* Objective *
Spot every line with the word "image" and return it.

* Dataset records *

________

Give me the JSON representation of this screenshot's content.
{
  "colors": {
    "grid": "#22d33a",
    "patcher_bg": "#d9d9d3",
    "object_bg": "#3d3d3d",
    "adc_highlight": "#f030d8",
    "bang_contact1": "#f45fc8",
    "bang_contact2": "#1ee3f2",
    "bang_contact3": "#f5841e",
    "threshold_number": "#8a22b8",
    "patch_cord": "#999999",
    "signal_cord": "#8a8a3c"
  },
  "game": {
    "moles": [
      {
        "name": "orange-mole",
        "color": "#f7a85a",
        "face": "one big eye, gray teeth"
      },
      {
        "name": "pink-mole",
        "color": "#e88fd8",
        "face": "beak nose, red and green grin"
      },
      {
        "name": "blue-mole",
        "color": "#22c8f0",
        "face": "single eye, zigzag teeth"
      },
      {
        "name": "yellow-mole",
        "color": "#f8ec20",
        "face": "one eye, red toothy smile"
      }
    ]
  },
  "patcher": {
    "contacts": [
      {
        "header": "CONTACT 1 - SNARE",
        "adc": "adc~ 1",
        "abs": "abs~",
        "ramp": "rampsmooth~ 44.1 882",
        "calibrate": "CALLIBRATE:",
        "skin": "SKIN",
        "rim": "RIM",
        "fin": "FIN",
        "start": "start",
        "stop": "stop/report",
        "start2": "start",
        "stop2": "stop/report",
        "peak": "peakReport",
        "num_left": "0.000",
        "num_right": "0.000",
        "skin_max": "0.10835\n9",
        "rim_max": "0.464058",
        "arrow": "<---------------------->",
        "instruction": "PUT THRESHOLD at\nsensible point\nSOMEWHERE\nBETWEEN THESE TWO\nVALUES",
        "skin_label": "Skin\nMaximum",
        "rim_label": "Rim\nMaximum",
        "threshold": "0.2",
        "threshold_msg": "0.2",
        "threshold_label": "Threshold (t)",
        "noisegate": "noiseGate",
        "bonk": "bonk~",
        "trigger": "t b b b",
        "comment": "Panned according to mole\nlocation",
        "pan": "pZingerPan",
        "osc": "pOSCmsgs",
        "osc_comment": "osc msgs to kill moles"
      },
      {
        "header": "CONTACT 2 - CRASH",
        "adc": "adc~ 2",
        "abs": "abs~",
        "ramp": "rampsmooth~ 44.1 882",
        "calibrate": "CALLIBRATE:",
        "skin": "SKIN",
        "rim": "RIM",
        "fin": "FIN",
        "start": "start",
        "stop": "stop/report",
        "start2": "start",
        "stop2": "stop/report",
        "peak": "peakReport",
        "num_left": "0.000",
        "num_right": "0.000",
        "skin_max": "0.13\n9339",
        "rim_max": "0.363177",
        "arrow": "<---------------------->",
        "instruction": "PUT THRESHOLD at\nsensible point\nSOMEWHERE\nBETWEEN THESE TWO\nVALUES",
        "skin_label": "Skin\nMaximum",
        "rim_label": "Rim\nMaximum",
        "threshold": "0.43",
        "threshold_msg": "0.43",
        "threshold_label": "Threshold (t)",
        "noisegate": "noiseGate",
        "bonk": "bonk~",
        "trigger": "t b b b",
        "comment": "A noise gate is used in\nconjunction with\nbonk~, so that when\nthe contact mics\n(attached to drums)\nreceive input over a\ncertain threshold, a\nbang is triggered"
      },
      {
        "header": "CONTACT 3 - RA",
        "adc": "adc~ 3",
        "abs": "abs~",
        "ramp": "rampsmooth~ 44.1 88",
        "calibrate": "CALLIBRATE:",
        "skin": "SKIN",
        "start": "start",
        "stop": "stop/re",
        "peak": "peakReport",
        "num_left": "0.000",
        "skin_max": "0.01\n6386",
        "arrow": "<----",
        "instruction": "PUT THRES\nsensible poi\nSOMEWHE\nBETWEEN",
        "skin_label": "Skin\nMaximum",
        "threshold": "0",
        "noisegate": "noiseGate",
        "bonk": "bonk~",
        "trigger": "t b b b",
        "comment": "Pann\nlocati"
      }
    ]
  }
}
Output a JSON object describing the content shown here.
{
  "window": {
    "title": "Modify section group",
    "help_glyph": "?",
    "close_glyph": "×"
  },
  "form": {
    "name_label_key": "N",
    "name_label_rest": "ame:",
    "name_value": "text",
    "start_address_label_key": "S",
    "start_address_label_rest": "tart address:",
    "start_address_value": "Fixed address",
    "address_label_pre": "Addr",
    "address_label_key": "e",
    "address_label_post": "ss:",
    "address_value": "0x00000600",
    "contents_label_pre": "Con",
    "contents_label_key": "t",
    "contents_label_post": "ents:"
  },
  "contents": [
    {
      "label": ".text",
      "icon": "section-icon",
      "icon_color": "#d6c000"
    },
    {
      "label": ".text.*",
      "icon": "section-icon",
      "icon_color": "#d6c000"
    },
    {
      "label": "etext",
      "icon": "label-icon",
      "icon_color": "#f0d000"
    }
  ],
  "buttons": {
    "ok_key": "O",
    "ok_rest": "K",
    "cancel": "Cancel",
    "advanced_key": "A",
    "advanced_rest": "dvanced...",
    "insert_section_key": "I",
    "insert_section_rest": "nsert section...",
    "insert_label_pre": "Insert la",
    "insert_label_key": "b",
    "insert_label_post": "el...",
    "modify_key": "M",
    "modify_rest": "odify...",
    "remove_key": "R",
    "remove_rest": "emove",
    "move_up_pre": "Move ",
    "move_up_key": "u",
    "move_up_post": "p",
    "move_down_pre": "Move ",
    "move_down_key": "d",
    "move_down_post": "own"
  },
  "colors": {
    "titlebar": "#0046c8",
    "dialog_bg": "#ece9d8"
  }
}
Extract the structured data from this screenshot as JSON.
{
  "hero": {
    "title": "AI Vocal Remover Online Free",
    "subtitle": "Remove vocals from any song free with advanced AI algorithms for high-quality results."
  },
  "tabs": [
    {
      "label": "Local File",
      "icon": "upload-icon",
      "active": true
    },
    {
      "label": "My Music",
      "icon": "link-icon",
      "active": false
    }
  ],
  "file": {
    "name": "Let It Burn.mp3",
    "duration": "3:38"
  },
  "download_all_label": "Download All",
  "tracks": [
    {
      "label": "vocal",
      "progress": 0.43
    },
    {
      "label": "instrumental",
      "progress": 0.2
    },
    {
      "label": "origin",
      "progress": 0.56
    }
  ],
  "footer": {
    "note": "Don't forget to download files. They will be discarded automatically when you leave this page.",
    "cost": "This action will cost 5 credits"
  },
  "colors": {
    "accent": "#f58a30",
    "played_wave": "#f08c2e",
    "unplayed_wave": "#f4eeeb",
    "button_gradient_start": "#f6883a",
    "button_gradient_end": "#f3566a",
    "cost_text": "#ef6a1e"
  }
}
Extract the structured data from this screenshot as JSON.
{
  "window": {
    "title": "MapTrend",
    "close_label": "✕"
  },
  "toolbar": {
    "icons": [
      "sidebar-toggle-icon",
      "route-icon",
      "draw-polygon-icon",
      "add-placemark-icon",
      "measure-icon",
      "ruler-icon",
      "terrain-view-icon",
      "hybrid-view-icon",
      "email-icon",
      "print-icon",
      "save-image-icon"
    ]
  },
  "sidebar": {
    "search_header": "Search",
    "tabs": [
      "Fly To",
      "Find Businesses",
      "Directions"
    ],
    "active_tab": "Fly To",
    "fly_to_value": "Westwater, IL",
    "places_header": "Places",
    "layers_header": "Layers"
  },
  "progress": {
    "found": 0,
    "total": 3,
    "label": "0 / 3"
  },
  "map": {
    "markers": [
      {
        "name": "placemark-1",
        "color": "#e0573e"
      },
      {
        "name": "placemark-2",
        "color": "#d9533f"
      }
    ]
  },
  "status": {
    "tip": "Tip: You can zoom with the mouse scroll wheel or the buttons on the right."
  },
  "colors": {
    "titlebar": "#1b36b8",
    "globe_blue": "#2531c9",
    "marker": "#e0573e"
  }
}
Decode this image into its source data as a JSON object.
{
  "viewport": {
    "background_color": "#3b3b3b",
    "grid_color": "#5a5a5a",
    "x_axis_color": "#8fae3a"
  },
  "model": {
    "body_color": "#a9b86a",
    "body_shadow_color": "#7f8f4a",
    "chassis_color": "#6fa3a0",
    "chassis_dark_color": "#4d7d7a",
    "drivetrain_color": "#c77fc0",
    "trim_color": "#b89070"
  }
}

________

* Response below *
      "save-image-icon"
Decode this image into its source data as a JSON object.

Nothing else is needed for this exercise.